** Start Records supplied **

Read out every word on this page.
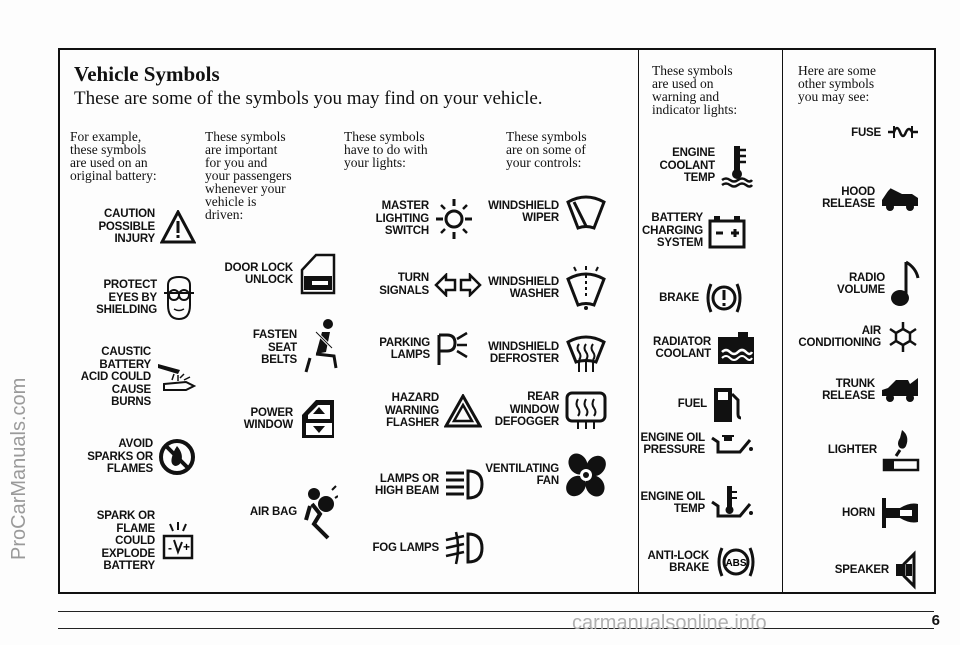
Vehicle Symbols
These are some of the symbols you may find on your vehicle.
For example,
these symbols
are used on an
original battery:
CAUTION
POSSIBLE
INJURY
PROTECT
EYES BY
SHIELDING
CAUSTIC
BATTERY
ACID COULD
CAUSE
BURNS
AVOID
SPARKS OR
FLAMES
SPARK OR
FLAME
COULD
EXPLODE
BATTERY
- +
These symbols
are important
for you and
your passengers
whenever your
vehicle is
driven:
DOOR LOCK
UNLOCK
FASTEN
SEAT
BELTS
POWER
WINDOW
AIR BAG
These symbols
have to do with
your lights:
MASTER
LIGHTING
SWITCH
TURN
SIGNALS
PARKING
LAMPS
HAZARD
WARNING
FLASHER
LAMPS OR
HIGH BEAM
FOG LAMPS
These symbols
are on some of
your controls:
WINDSHIELD
WIPER
WINDSHIELD
WASHER
WINDSHIELD
DEFROSTER
REAR
WINDOW
DEFOGGER
VENTILATING
FAN
These symbols
are used on
warning and
indicator lights:
ENGINE
COOLANT
TEMP
BATTERY
CHARGING
SYSTEM
BRAKE
RADIATOR
COOLANT
FUEL
ENGINE OIL
PRESSURE
ENGINE OIL
TEMP
ANTI-LOCK
BRAKE ABS
Here are some
other symbols
you may see:
FUSE
HOOD
RELEASE
RADIO
VOLUME
AIR
CONDITIONING
TRUNK
RELEASE
LIGHTER
HORN
SPEAKER
6
ProCarManuals.com
carmanualsonline.info
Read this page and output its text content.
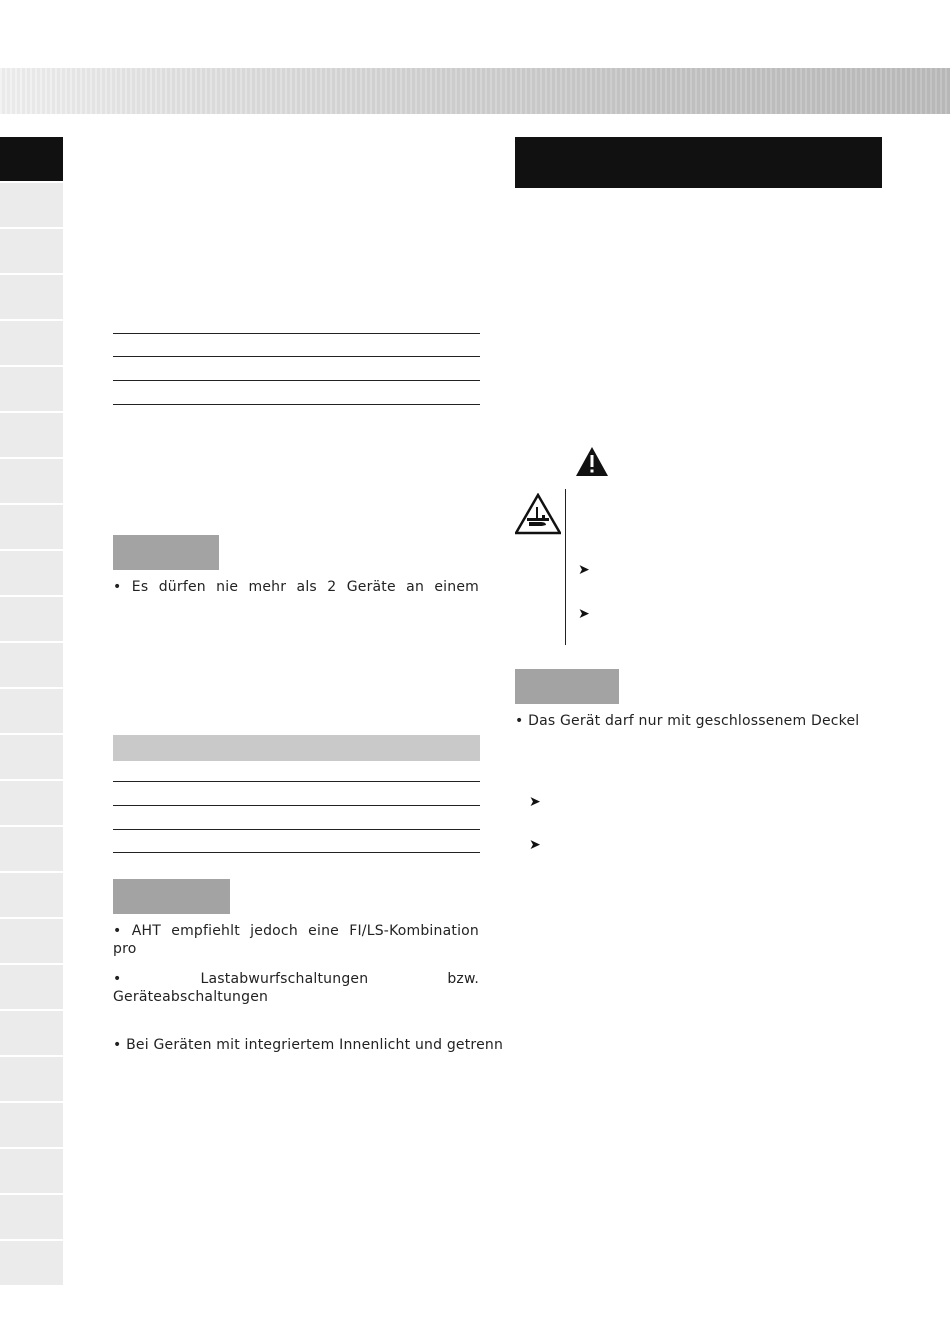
• Es dürfen nie mehr als 2 Geräte an einem
• AHT empfiehlt jedoch eine FI/LS-Kombination pro
• Lastabwurfschaltungen bzw. Geräteabschaltungen
• Bei Geräten mit integriertem Innenlicht und getrenn
➤
➤
• Das Gerät darf nur mit geschlossenem Deckel
➤
➤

** End Records supplied **

What you should do: Write out the material above again, word for word, minus its pictures.

Response:
Read out every word on this page.
Vehicle Symbols
These are some of the symbols you may find on your vehicle.
For example,
these symbols
are used on an
original battery:
CAUTION
POSSIBLE
INJURY
PROTECT
EYES BY
SHIELDING
CAUSTIC
BATTERY
ACID COULD
CAUSE
BURNS
AVOID
SPARKS OR
FLAMES
SPARK OR
FLAME
COULD
EXPLODE
BATTERY
- +
These symbols
are important
for you and
your passengers
whenever your
vehicle is
driven:
DOOR LOCK
UNLOCK
FASTEN
SEAT
BELTS
POWER
WINDOW
AIR BAG
These symbols
have to do with
your lights:
MASTER
LIGHTING
SWITCH
TURN
SIGNALS
PARKING
LAMPS
HAZARD
WARNING
FLASHER
LAMPS OR
HIGH BEAM
FOG LAMPS
These symbols
are on some of
your controls:
WINDSHIELD
WIPER
WINDSHIELD
WASHER
WINDSHIELD
DEFROSTER
REAR
WINDOW
DEFOGGER
VENTILATING
FAN
These symbols
are used on
warning and
indicator lights:
ENGINE
COOLANT
TEMP
BATTERY
CHARGING
SYSTEM
BRAKE
RADIATOR
COOLANT
FUEL
ENGINE OIL
PRESSURE
ENGINE OIL
TEMP
ANTI-LOCK
BRAKE ABS
Here are some
other symbols
you may see:
FUSE
HOOD
RELEASE
RADIO
VOLUME
AIR
CONDITIONING
TRUNK
RELEASE
LIGHTER
HORN
SPEAKER
6
ProCarManuals.com
carmanualsonline.info
Read this page and output its text content.
• Es dürfen nie mehr als 2 Geräte an einem
• AHT empfiehlt jedoch eine FI/LS-Kombination pro
• Lastabwurfschaltungen bzw. Geräteabschaltungen
• Bei Geräten mit integriertem Innenlicht und getrenn
➤
➤
• Das Gerät darf nur mit geschlossenem Deckel
➤
➤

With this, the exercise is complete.